> _Your goal_: Where a line of the listing below includes the word "Company", reproduce that line.
>> START Material for this exercise
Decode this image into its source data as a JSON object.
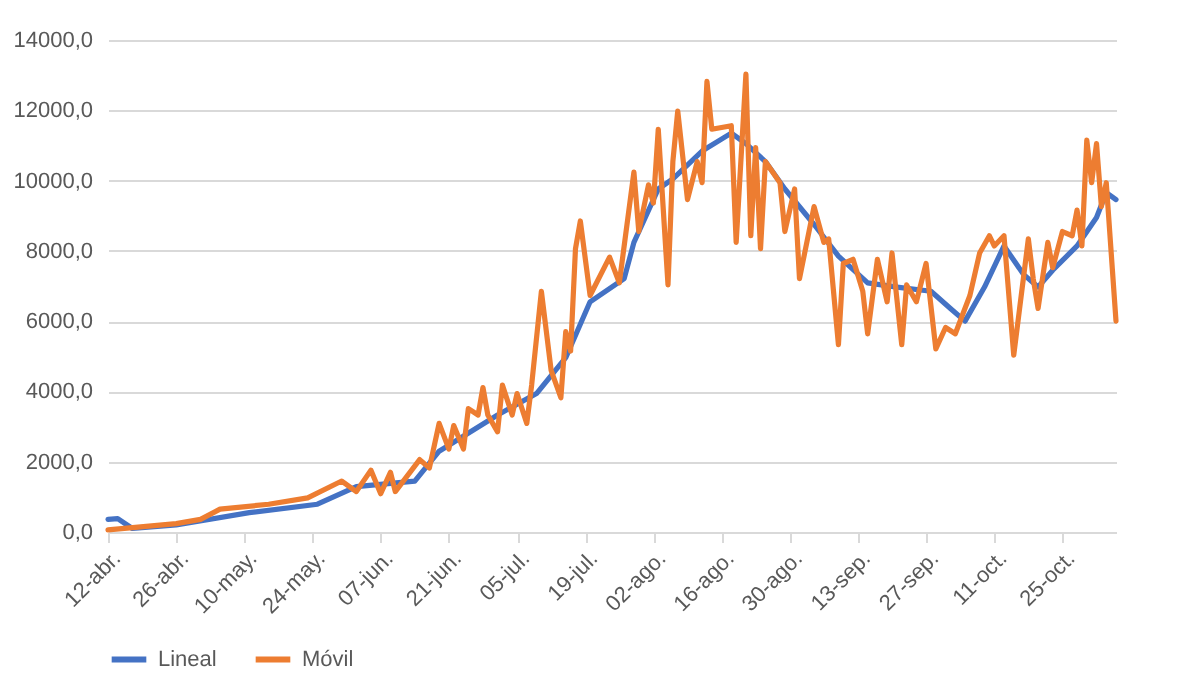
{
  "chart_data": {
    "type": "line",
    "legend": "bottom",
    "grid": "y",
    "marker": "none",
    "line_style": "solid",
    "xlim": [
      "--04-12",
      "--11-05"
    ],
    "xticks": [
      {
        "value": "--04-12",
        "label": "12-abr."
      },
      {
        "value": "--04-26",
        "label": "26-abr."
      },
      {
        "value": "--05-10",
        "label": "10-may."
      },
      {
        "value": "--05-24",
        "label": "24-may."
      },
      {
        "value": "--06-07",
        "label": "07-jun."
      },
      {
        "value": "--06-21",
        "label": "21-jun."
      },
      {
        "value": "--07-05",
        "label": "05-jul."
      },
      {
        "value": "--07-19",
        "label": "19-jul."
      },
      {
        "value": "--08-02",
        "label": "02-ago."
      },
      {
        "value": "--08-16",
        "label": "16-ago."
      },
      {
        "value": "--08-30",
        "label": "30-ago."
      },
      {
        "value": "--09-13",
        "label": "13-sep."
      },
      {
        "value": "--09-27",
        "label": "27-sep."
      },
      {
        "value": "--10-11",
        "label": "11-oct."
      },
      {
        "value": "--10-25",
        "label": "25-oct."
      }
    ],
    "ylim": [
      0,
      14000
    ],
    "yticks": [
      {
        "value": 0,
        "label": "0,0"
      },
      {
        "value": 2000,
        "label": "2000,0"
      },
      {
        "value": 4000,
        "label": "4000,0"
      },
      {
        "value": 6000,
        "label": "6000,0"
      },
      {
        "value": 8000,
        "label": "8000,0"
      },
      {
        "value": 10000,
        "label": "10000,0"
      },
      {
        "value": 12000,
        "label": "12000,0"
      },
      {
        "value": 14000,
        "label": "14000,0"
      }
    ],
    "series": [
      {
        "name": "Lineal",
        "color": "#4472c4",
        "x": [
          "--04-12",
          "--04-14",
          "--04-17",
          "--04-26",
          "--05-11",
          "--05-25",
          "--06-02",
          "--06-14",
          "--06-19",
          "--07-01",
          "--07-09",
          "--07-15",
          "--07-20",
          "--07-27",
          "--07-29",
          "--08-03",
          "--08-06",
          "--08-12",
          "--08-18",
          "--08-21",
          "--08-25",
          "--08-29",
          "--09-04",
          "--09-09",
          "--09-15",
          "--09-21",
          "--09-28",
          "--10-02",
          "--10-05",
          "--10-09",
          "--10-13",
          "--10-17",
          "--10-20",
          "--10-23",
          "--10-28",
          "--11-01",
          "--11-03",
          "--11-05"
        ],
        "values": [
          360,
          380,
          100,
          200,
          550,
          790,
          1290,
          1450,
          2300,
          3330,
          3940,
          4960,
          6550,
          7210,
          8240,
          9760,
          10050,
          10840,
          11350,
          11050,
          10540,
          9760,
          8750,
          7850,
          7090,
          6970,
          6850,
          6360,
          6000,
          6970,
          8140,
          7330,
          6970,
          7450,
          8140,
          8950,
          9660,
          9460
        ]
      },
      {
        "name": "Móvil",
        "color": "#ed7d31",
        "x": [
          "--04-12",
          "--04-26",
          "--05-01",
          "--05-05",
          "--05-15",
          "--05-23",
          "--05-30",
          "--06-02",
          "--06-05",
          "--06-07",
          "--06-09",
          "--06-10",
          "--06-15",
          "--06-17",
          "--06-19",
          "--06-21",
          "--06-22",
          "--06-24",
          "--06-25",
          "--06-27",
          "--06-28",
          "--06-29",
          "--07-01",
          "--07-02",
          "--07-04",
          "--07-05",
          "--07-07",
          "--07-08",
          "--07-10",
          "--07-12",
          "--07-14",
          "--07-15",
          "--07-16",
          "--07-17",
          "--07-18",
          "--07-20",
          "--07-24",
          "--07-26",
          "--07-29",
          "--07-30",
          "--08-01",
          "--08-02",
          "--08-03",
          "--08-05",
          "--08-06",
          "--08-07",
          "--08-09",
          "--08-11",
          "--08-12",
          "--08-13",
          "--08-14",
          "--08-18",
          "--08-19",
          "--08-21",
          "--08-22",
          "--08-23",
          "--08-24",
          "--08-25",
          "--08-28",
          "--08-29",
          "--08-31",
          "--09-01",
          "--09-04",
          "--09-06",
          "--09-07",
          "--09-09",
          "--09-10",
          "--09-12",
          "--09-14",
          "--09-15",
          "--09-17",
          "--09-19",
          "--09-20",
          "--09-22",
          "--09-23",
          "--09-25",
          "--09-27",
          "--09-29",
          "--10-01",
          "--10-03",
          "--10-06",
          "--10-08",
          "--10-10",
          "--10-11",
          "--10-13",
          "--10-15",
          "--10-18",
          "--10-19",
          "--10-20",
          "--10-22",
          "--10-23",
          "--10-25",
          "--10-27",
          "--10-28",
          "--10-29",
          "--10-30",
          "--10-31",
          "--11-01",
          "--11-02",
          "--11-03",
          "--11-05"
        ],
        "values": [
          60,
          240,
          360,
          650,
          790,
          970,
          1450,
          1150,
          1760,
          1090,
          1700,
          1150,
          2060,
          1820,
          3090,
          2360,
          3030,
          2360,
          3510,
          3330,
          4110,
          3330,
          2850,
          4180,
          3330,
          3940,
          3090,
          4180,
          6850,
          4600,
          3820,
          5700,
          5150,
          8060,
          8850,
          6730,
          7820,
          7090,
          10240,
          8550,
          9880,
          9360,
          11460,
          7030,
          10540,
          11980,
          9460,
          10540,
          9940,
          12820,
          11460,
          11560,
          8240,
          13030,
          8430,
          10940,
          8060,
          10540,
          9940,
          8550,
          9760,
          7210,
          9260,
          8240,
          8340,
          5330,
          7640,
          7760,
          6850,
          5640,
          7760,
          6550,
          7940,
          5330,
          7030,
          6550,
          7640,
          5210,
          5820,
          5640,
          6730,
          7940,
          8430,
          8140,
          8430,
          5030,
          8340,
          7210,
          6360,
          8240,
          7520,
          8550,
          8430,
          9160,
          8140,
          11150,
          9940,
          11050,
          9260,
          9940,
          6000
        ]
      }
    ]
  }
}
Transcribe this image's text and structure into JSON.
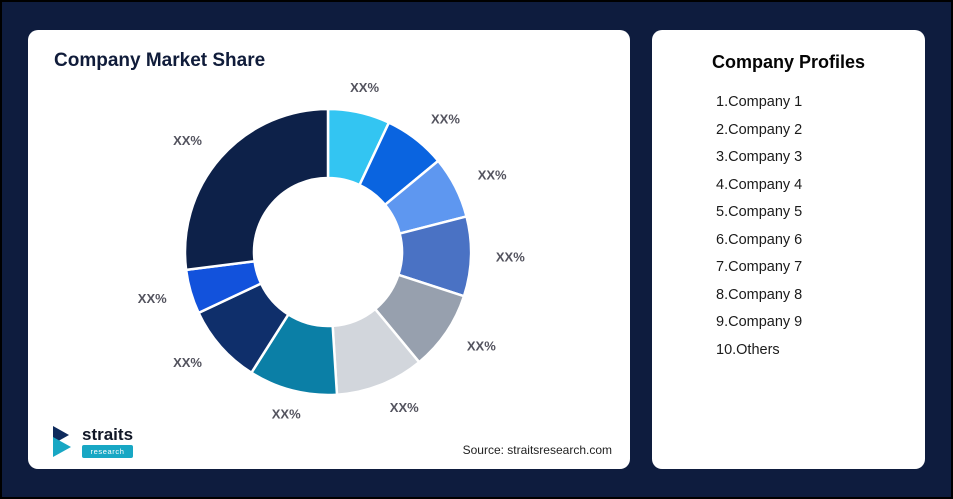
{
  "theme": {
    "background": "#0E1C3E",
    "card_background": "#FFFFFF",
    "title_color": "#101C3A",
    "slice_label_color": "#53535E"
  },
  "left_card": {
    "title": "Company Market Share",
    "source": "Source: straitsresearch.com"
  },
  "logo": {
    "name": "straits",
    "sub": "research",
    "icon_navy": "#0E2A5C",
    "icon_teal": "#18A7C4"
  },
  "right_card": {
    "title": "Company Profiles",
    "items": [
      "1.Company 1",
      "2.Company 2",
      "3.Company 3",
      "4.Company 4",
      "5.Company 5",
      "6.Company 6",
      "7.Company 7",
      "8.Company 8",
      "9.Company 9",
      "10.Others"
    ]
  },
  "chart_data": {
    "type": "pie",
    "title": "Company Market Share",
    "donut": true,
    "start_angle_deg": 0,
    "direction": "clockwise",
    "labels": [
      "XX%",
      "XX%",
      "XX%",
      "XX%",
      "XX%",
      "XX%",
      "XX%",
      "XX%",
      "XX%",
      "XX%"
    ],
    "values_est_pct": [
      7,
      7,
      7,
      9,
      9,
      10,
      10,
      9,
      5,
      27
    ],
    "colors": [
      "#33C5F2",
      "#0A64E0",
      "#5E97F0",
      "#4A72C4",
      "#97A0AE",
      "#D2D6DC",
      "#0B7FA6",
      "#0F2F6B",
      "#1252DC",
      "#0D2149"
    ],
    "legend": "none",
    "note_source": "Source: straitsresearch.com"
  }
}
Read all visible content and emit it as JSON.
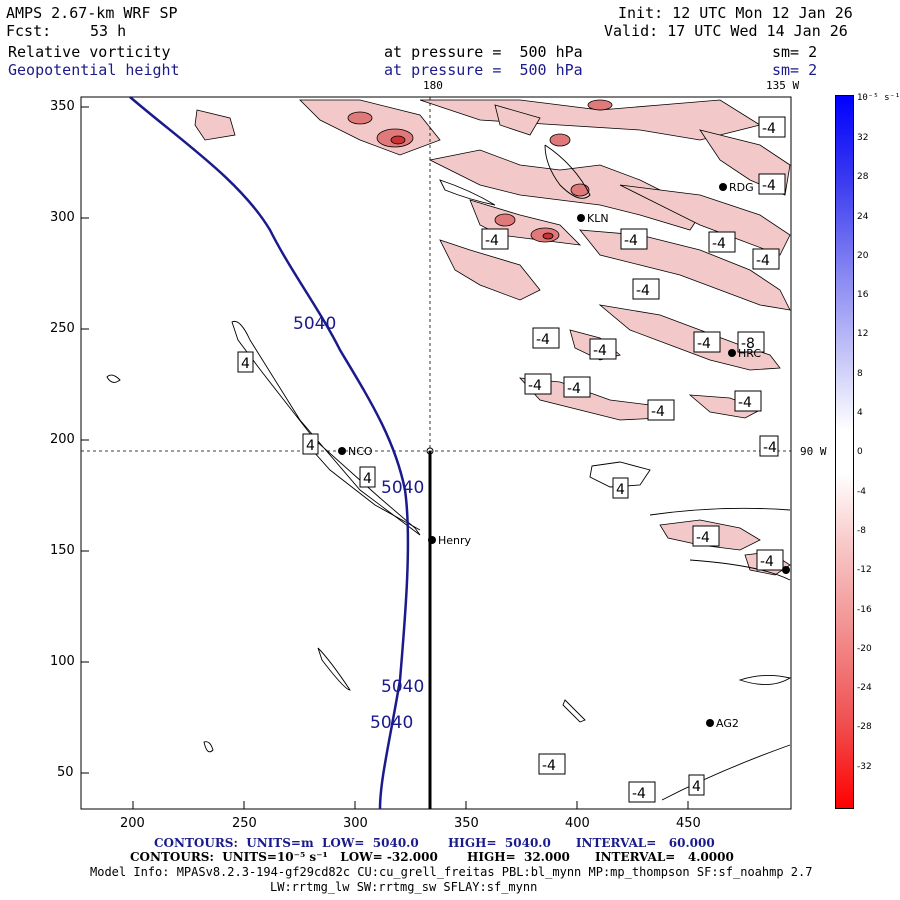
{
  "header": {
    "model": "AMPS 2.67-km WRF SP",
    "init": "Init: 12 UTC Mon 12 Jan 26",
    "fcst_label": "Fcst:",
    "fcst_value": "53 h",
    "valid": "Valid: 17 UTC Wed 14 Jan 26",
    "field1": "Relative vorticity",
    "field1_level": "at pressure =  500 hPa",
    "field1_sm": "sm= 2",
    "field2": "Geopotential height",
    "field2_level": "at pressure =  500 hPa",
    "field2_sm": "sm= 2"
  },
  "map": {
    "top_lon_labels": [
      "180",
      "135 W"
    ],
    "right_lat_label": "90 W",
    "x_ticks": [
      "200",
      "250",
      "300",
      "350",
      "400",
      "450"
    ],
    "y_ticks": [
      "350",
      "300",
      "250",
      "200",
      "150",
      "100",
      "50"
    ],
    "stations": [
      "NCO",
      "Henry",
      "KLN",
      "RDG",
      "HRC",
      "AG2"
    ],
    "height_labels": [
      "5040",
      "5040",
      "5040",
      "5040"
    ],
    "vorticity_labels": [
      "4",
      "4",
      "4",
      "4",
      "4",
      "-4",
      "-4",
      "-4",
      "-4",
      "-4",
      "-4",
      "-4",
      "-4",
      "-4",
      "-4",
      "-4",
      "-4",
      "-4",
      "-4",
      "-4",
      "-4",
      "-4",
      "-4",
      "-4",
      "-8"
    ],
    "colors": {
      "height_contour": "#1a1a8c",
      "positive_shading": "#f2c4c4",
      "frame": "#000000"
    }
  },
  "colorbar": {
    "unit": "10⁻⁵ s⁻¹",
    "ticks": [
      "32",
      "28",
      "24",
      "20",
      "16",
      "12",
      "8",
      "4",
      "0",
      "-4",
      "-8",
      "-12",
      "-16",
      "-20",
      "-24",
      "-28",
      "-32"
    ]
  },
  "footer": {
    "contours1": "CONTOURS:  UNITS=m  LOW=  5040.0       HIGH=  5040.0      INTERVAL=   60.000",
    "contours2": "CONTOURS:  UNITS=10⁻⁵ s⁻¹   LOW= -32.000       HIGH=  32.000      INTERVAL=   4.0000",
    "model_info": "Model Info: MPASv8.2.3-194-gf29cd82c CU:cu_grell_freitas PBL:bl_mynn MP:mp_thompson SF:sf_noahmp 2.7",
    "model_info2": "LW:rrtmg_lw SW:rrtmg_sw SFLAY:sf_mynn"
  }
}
>> END Material for this exercise
> _The response_:
    "title": "Company Market Share",
    "title": "Company Profiles",
      "1.Company 1",
      "2.Company 2",
      "3.Company 3",
      "4.Company 4",
      "5.Company 5",
      "6.Company 6",
      "7.Company 7",
      "8.Company 8",
      "9.Company 9",
    "title": "Company Market Share",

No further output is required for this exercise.